(YOUR TASK)
Filter the listing below, copying every line in which the word "structured" appears.

(GIVEN ENTRIES)
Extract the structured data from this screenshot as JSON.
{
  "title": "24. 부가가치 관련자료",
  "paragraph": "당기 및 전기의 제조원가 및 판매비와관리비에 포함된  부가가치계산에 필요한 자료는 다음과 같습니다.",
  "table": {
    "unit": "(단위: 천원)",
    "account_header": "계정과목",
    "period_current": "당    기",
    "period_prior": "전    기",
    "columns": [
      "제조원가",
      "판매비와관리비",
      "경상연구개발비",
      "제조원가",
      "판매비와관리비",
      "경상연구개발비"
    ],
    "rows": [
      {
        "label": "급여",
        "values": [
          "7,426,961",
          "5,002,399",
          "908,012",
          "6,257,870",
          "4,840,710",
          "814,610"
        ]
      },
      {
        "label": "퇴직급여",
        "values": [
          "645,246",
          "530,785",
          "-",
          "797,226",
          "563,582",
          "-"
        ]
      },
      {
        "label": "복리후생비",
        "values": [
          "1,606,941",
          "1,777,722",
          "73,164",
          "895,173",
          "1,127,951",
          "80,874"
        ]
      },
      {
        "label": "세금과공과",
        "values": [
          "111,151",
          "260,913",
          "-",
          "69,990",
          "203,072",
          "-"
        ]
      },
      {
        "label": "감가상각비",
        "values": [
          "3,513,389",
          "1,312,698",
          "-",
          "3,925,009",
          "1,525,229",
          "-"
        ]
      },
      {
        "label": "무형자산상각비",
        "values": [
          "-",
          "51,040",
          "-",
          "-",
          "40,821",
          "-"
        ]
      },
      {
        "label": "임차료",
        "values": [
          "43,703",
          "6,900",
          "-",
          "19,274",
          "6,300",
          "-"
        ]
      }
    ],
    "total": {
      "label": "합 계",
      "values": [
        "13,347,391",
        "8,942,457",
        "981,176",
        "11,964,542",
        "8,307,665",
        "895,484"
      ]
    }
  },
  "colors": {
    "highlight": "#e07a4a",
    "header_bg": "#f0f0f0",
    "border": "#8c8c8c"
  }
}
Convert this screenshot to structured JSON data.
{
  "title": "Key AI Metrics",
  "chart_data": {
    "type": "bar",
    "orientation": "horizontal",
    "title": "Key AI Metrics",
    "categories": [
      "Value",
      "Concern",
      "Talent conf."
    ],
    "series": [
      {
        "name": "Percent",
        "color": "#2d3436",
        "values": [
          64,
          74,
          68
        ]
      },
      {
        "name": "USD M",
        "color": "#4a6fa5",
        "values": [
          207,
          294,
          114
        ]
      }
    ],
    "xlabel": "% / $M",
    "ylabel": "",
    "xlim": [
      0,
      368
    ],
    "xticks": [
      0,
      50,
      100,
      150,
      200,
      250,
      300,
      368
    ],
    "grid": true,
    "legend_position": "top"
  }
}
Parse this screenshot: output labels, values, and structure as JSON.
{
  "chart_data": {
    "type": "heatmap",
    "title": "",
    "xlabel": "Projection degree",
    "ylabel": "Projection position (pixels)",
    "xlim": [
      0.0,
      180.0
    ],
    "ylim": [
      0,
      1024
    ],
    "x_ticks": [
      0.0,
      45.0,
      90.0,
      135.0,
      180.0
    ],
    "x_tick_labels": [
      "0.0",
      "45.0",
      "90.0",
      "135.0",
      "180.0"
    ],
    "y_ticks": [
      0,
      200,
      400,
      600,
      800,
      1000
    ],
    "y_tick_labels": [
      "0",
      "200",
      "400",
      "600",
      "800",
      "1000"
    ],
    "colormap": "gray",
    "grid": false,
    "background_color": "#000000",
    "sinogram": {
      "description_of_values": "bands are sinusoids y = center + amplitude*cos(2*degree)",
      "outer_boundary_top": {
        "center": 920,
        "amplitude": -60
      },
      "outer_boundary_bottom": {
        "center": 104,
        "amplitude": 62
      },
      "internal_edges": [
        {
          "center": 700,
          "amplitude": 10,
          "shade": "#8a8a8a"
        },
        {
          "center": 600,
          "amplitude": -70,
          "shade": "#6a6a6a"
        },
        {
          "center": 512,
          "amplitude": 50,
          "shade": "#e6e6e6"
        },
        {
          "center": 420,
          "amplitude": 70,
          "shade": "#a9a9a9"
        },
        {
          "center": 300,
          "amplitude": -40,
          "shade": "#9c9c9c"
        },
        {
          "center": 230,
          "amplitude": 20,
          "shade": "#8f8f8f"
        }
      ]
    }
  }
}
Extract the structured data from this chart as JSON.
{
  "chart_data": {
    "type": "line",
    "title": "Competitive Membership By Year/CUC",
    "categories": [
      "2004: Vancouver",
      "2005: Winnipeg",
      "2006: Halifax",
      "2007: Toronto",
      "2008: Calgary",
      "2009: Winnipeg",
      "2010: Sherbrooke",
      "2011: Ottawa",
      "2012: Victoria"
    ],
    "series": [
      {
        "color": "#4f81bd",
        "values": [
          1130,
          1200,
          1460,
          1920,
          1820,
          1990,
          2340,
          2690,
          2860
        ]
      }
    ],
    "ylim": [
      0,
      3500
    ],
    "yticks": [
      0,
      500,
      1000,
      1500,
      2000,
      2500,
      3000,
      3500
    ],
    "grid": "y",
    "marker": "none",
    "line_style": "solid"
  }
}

(RIGHT ANSWER)
Extract the structured data from this screenshot as JSON.
Convert this screenshot to structured JSON data.
Extract the structured data from this chart as JSON.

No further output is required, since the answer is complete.